• MATERIAL SHOWN:
----
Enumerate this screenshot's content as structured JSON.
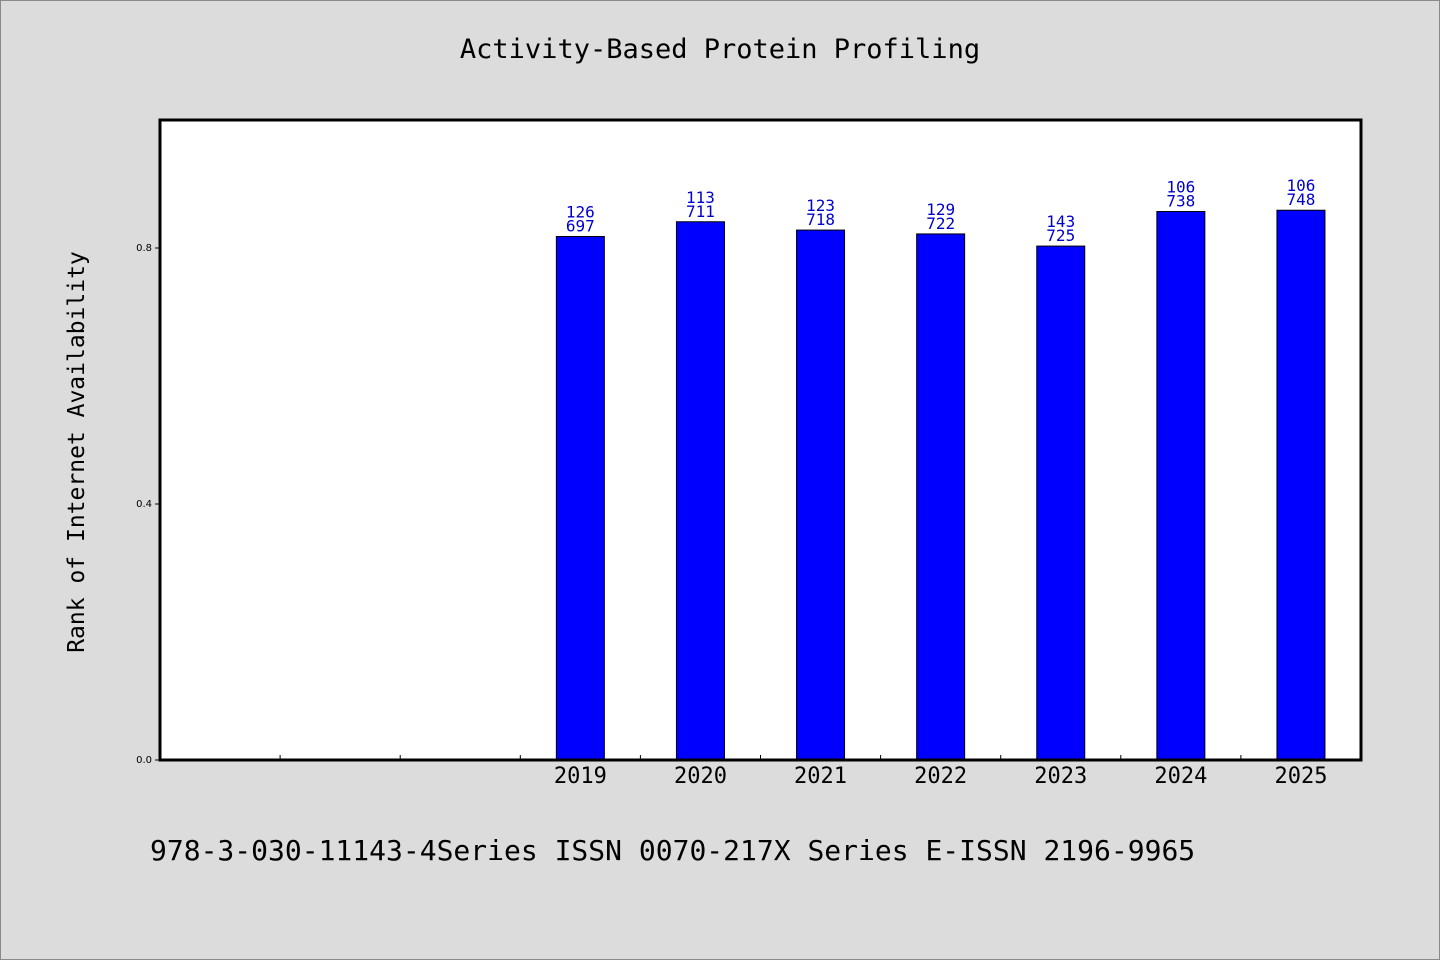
{
  "chart_data": {
    "type": "bar",
    "title": "Activity-Based Protein Profiling",
    "ylabel": "Rank of Internet Availability",
    "xlabel": "",
    "categories": [
      "",
      "",
      "",
      "2019",
      "2020",
      "2021",
      "2022",
      "2023",
      "2024",
      "2025"
    ],
    "values": [
      null,
      null,
      null,
      0.818,
      0.841,
      0.828,
      0.822,
      0.803,
      0.857,
      0.859
    ],
    "bar_labels": [
      null,
      null,
      null,
      [
        "126",
        "697"
      ],
      [
        "113",
        "711"
      ],
      [
        "123",
        "718"
      ],
      [
        "129",
        "722"
      ],
      [
        "143",
        "725"
      ],
      [
        "106",
        "738"
      ],
      [
        "106",
        "748"
      ]
    ],
    "yticks": [
      "0.0",
      "0.4",
      "0.8"
    ],
    "ylim": [
      0,
      1
    ],
    "grid": false,
    "bar_color": "#0000ff",
    "label_color": "#0000cc"
  },
  "footer": "978-3-030-11143-4Series ISSN 0070-217X Series E-ISSN 2196-9965"
}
----
• DESCRIPTION OF THE TASK:
Leave out the pictures and reproduce the rest of the records exactly.

• SOLUTION FOR THIS EXERCISE:
Enumerate this screenshot's content as structured JSON.
{
  "chart_data": {
    "type": "bar",
    "title": "Activity-Based Protein Profiling",
    "ylabel": "Rank of Internet Availability",
    "xlabel": "",
    "categories": [
      "",
      "",
      "",
      "2019",
      "2020",
      "2021",
      "2022",
      "2023",
      "2024",
      "2025"
    ],
    "values": [
      null,
      null,
      null,
      0.818,
      0.841,
      0.828,
      0.822,
      0.803,
      0.857,
      0.859
    ],
    "bar_labels": [
      null,
      null,
      null,
      [
        "126",
        "697"
      ],
      [
        "113",
        "711"
      ],
      [
        "123",
        "718"
      ],
      [
        "129",
        "722"
      ],
      [
        "143",
        "725"
      ],
      [
        "106",
        "738"
      ],
      [
        "106",
        "748"
      ]
    ],
    "yticks": [
      "0.0",
      "0.4",
      "0.8"
    ],
    "ylim": [
      0,
      1
    ],
    "grid": false,
    "bar_color": "#0000ff",
    "label_color": "#0000cc"
  },
  "footer": "978-3-030-11143-4Series ISSN 0070-217X Series E-ISSN 2196-9965"
}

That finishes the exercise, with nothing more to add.